◆ **Directions for this task**:
Below are some records; work out how many of their lines contain "Browse" and give the number only.

◆ **Dataset records**:
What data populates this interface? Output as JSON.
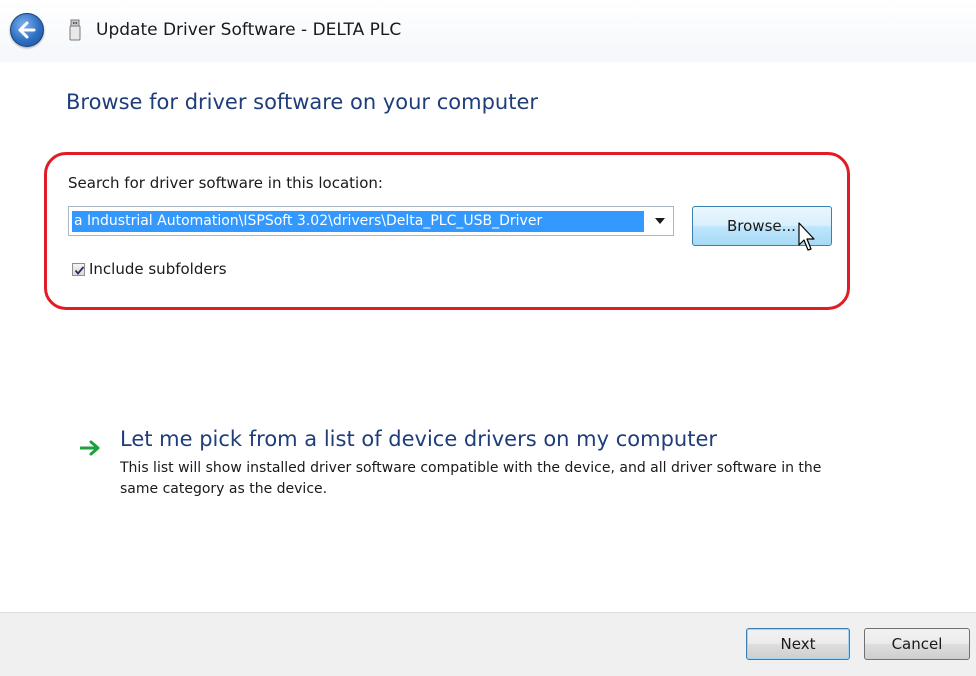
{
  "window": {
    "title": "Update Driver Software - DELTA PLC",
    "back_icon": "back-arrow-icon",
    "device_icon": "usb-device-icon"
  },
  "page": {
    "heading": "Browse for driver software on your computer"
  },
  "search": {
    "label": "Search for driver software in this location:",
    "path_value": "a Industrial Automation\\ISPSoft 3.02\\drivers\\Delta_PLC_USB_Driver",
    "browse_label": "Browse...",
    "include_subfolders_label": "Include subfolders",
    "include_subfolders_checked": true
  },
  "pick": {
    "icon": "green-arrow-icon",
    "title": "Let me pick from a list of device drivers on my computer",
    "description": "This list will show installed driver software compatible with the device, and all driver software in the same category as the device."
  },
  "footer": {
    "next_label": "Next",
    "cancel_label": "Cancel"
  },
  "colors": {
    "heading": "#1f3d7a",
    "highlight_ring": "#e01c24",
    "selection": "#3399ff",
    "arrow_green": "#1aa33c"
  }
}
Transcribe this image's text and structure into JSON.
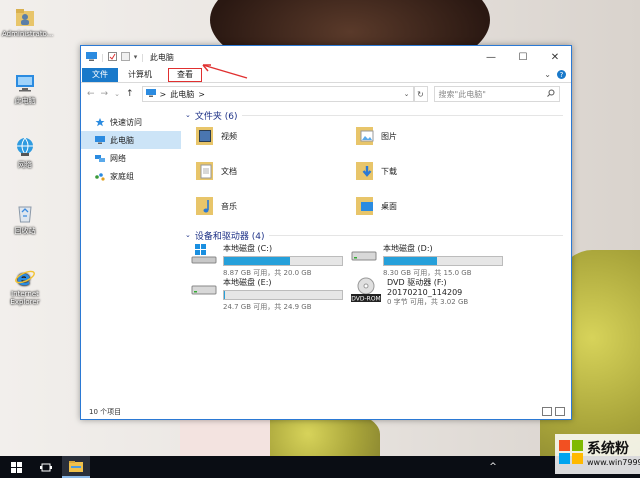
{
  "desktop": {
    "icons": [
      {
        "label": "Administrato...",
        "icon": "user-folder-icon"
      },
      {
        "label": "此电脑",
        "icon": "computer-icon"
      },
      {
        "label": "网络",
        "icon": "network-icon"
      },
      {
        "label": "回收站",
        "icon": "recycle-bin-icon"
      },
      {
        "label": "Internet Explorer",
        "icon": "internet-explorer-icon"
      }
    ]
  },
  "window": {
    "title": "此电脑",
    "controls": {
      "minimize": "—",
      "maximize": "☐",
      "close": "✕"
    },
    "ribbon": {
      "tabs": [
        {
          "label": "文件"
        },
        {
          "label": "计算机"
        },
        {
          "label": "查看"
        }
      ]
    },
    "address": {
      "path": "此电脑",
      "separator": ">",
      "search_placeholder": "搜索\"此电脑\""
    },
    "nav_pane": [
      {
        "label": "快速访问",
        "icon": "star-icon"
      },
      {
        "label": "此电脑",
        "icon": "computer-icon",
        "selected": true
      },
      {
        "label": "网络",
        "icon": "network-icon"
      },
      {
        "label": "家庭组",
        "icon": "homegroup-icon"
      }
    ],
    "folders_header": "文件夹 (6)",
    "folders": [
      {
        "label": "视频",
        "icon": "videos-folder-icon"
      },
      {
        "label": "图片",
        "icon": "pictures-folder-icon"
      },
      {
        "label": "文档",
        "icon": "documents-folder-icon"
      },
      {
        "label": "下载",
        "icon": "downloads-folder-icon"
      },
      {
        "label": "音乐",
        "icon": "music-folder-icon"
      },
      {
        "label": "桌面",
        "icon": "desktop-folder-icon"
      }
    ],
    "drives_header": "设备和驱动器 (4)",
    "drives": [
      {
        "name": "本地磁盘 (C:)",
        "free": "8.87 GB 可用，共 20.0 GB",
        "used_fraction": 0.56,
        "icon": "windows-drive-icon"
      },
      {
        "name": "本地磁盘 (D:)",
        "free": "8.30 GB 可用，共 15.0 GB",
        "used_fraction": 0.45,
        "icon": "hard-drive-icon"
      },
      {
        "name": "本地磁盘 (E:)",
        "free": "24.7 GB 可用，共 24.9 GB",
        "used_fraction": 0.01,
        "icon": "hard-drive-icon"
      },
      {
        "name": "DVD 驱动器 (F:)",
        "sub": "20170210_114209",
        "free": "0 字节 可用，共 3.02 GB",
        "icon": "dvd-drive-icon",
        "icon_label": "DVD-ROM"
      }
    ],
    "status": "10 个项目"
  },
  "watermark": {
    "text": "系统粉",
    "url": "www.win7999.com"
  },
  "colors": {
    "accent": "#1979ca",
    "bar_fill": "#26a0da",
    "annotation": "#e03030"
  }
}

◆ **Written solution**:
2